Directions for this task:
Give the listing again character for character, but drop the images.

Records shown:
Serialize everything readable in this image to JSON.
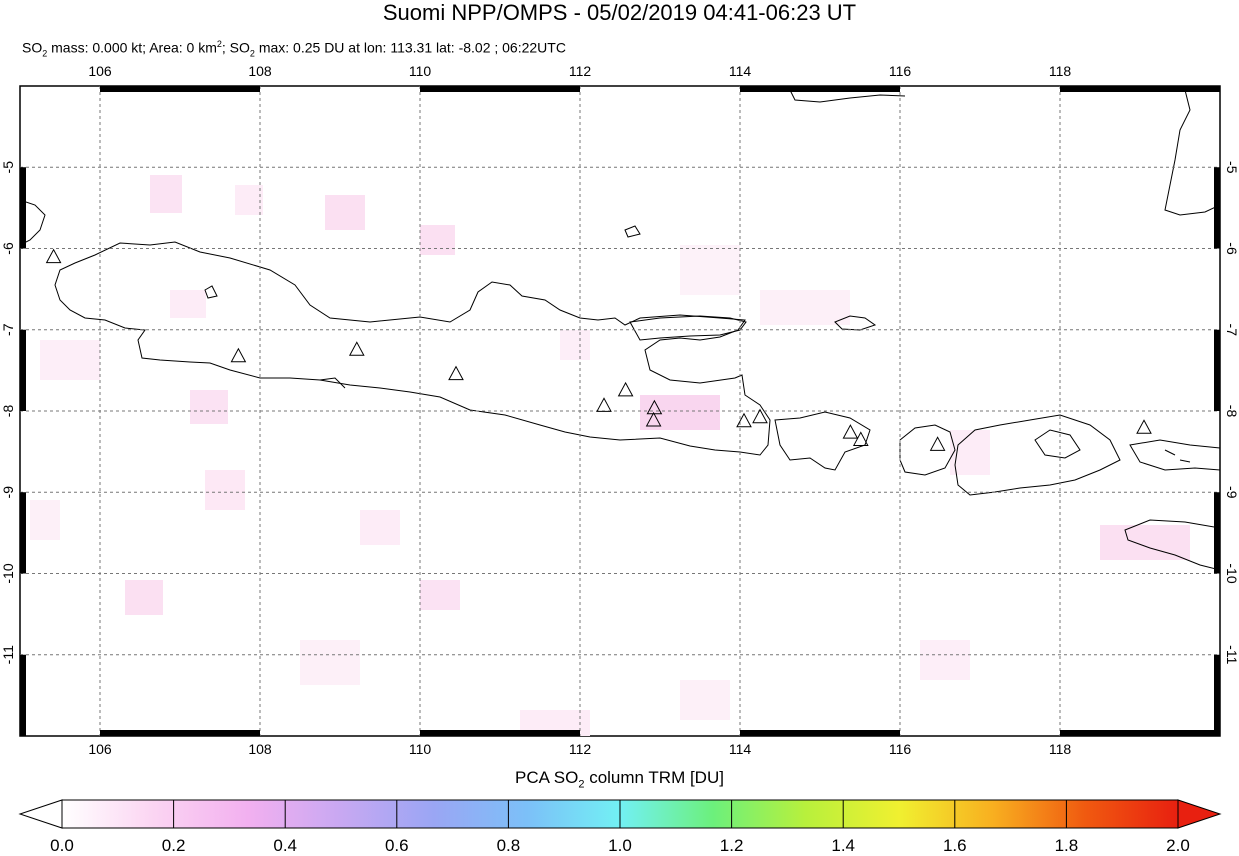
{
  "header": {
    "title": "Suomi NPP/OMPS - 05/02/2019 04:41-06:23 UT",
    "stats": {
      "mass_label": "SO",
      "mass_sub": "2",
      "mass_text": " mass: 0.000 kt; Area: 0 km",
      "area_sup": "2",
      "max_label": "; SO",
      "max_sub": "2",
      "max_text": " max: 0.25 DU at lon: 113.31 lat: -8.02 ; 06:22UTC"
    }
  },
  "map": {
    "lon_range": [
      105.0,
      120.0
    ],
    "lat_range": [
      -12.0,
      -4.0
    ],
    "lon_ticks": [
      106,
      108,
      110,
      112,
      114,
      116,
      118
    ],
    "lon_tick_labels": [
      "106",
      "108",
      "110",
      "112",
      "114",
      "116",
      "118"
    ],
    "lat_ticks": [
      -5,
      -6,
      -7,
      -8,
      -9,
      -10,
      -11
    ],
    "lat_tick_labels": [
      "-5",
      "-6",
      "-7",
      "-8",
      "-9",
      "-10",
      "-11"
    ],
    "grid": "dashed",
    "volcano_marker": "triangle-icon",
    "volcanoes": [
      {
        "lon": 105.42,
        "lat": -6.1
      },
      {
        "lon": 107.73,
        "lat": -7.32
      },
      {
        "lon": 109.21,
        "lat": -7.24
      },
      {
        "lon": 110.45,
        "lat": -7.54
      },
      {
        "lon": 112.3,
        "lat": -7.93
      },
      {
        "lon": 112.57,
        "lat": -7.74
      },
      {
        "lon": 112.93,
        "lat": -7.96
      },
      {
        "lon": 112.92,
        "lat": -8.11
      },
      {
        "lon": 114.05,
        "lat": -8.12
      },
      {
        "lon": 114.25,
        "lat": -8.07
      },
      {
        "lon": 115.38,
        "lat": -8.26
      },
      {
        "lon": 115.51,
        "lat": -8.35
      },
      {
        "lon": 116.47,
        "lat": -8.41
      },
      {
        "lon": 119.05,
        "lat": -8.2
      }
    ]
  },
  "colorbar": {
    "title_main": "PCA SO",
    "title_sub": "2",
    "title_rest": " column TRM [DU]",
    "min": 0.0,
    "max": 2.0,
    "tick_labels": [
      "0.0",
      "0.2",
      "0.4",
      "0.6",
      "0.8",
      "1.0",
      "1.2",
      "1.4",
      "1.6",
      "1.8",
      "2.0"
    ],
    "colors": [
      "#ffffff",
      "#fbd4f2",
      "#f2b0f0",
      "#c8a8f2",
      "#9aa6f4",
      "#7cc0f8",
      "#72f0f4",
      "#6cf07c",
      "#b8f03c",
      "#f0f030",
      "#f8b020",
      "#f05a10",
      "#e82010"
    ]
  }
}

Exercise result:
Serialize everything readable in this image to JSON.
{
  "header": {
    "title": "Suomi NPP/OMPS - 05/02/2019 04:41-06:23 UT",
    "stats": {
      "mass_label": "SO",
      "mass_sub": "2",
      "mass_text": " mass: 0.000 kt; Area: 0 km",
      "area_sup": "2",
      "max_label": "; SO",
      "max_sub": "2",
      "max_text": " max: 0.25 DU at lon: 113.31 lat: -8.02 ; 06:22UTC"
    }
  },
  "map": {
    "lon_range": [
      105.0,
      120.0
    ],
    "lat_range": [
      -12.0,
      -4.0
    ],
    "lon_ticks": [
      106,
      108,
      110,
      112,
      114,
      116,
      118
    ],
    "lon_tick_labels": [
      "106",
      "108",
      "110",
      "112",
      "114",
      "116",
      "118"
    ],
    "lat_ticks": [
      -5,
      -6,
      -7,
      -8,
      -9,
      -10,
      -11
    ],
    "lat_tick_labels": [
      "-5",
      "-6",
      "-7",
      "-8",
      "-9",
      "-10",
      "-11"
    ],
    "grid": "dashed",
    "volcano_marker": "triangle-icon",
    "volcanoes": [
      {
        "lon": 105.42,
        "lat": -6.1
      },
      {
        "lon": 107.73,
        "lat": -7.32
      },
      {
        "lon": 109.21,
        "lat": -7.24
      },
      {
        "lon": 110.45,
        "lat": -7.54
      },
      {
        "lon": 112.3,
        "lat": -7.93
      },
      {
        "lon": 112.57,
        "lat": -7.74
      },
      {
        "lon": 112.93,
        "lat": -7.96
      },
      {
        "lon": 112.92,
        "lat": -8.11
      },
      {
        "lon": 114.05,
        "lat": -8.12
      },
      {
        "lon": 114.25,
        "lat": -8.07
      },
      {
        "lon": 115.38,
        "lat": -8.26
      },
      {
        "lon": 115.51,
        "lat": -8.35
      },
      {
        "lon": 116.47,
        "lat": -8.41
      },
      {
        "lon": 119.05,
        "lat": -8.2
      }
    ]
  },
  "colorbar": {
    "title_main": "PCA SO",
    "title_sub": "2",
    "title_rest": " column TRM [DU]",
    "min": 0.0,
    "max": 2.0,
    "tick_labels": [
      "0.0",
      "0.2",
      "0.4",
      "0.6",
      "0.8",
      "1.0",
      "1.2",
      "1.4",
      "1.6",
      "1.8",
      "2.0"
    ],
    "colors": [
      "#ffffff",
      "#fbd4f2",
      "#f2b0f0",
      "#c8a8f2",
      "#9aa6f4",
      "#7cc0f8",
      "#72f0f4",
      "#6cf07c",
      "#b8f03c",
      "#f0f030",
      "#f8b020",
      "#f05a10",
      "#e82010"
    ]
  }
}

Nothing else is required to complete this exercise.